> [Excerpted records]:
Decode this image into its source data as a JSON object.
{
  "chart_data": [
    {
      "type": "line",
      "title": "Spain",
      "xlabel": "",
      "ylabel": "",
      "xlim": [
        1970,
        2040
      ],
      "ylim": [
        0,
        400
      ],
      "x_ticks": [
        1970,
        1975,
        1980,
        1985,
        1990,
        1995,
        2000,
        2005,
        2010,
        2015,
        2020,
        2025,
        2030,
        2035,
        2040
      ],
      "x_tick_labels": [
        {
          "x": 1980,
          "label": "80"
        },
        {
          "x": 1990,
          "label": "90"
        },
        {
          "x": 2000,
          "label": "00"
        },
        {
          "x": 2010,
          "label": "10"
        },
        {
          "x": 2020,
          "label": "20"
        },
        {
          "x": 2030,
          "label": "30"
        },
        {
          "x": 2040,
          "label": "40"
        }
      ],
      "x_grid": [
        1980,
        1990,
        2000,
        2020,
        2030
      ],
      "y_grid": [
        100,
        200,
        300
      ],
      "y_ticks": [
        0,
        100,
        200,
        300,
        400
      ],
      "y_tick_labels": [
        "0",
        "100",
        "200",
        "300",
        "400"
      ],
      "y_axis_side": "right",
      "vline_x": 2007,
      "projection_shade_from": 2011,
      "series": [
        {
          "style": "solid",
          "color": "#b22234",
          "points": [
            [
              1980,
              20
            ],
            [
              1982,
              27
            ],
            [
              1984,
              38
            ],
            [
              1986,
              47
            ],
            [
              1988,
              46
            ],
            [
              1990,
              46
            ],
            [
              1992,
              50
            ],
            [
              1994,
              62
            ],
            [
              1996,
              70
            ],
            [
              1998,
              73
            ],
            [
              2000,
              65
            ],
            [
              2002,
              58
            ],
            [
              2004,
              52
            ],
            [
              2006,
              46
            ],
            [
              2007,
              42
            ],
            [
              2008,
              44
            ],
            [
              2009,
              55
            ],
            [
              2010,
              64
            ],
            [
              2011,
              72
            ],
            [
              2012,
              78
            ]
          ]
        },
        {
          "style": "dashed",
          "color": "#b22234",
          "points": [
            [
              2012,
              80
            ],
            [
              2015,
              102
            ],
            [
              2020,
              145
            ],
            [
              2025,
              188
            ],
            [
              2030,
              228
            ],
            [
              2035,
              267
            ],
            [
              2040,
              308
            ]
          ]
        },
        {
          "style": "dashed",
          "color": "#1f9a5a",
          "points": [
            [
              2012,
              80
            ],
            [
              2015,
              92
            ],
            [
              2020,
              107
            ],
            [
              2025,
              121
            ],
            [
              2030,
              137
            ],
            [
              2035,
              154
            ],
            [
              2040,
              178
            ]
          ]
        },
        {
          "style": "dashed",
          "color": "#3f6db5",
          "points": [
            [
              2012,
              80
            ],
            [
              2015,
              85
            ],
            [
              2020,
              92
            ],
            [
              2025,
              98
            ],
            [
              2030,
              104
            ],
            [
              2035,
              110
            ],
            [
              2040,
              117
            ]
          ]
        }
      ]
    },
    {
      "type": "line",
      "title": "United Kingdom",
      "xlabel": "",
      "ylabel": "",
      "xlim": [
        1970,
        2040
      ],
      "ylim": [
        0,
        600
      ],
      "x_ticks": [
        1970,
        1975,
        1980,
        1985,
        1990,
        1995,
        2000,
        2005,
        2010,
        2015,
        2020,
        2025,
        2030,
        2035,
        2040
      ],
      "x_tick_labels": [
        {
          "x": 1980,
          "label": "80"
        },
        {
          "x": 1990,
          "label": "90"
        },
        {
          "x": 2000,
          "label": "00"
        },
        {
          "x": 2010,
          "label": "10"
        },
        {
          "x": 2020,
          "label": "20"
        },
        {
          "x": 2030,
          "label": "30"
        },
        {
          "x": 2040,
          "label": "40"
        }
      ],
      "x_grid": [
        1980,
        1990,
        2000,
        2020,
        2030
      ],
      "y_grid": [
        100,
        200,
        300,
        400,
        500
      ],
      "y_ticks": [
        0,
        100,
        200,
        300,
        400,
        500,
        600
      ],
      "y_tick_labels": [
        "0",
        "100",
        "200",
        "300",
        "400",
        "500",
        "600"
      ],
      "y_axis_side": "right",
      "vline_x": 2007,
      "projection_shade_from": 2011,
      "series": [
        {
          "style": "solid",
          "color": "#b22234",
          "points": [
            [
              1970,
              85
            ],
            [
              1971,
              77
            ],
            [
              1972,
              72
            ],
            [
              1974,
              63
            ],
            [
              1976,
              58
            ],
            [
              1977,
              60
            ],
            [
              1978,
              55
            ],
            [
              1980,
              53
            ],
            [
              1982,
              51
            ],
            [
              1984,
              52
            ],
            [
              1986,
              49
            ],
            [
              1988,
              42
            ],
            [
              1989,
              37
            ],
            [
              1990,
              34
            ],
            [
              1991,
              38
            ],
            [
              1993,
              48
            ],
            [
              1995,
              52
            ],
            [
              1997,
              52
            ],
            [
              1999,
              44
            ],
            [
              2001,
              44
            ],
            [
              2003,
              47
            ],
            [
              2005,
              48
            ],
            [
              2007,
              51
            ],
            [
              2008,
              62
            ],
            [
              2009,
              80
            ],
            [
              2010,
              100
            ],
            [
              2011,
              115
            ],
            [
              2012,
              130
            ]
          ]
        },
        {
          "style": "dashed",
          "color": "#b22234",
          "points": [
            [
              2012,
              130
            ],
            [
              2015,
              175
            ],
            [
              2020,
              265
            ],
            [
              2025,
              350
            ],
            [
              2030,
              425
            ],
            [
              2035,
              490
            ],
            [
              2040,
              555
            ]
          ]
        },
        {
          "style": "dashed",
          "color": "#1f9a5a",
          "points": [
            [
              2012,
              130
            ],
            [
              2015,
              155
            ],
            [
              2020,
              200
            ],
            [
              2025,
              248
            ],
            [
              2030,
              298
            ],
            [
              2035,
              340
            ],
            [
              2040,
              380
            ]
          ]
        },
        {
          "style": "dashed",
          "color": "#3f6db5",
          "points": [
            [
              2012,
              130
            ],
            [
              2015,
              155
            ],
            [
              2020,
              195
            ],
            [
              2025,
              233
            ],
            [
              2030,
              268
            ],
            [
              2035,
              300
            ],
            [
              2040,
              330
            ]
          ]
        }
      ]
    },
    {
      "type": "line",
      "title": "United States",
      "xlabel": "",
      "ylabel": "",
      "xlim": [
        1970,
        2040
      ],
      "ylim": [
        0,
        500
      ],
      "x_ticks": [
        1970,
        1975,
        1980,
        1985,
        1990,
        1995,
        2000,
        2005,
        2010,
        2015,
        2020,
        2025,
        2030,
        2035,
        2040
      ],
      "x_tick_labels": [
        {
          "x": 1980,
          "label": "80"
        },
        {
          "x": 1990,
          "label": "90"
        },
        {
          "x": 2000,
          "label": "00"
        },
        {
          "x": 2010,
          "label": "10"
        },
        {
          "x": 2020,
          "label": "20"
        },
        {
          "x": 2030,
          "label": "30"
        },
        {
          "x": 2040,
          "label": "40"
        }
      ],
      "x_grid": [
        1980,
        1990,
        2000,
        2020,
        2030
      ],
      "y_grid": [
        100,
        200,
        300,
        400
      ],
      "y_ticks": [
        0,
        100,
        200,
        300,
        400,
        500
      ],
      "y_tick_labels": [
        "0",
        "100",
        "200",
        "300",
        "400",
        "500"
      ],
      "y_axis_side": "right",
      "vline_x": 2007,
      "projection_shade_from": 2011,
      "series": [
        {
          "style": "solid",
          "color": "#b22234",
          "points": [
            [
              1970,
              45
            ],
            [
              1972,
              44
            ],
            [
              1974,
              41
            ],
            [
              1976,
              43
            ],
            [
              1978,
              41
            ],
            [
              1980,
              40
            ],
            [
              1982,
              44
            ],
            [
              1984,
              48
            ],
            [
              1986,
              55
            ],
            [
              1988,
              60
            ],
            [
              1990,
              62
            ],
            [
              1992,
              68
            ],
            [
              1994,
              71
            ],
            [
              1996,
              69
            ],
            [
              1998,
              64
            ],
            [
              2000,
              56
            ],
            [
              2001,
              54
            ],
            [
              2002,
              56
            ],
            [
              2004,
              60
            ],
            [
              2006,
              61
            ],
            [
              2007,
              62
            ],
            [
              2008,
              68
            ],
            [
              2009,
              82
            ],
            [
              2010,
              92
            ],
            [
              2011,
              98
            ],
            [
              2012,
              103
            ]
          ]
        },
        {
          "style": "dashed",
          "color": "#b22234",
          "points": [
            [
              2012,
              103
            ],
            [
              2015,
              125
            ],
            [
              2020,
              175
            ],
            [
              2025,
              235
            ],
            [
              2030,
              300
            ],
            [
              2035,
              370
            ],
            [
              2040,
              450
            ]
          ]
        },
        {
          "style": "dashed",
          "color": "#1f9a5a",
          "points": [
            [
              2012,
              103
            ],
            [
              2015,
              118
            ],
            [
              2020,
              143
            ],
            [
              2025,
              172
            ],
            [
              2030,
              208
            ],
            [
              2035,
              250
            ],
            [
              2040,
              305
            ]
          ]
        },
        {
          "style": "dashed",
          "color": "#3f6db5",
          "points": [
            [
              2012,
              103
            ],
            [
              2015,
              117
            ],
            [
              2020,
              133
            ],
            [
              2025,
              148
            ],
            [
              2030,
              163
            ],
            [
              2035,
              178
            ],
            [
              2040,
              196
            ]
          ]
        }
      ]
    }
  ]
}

> [Exercise details]:
Only lines that contain the word "title" are wanted; copy each of them.

> [Final result]:
      "title": "Spain",
      "title": "United Kingdom",
      "title": "United States",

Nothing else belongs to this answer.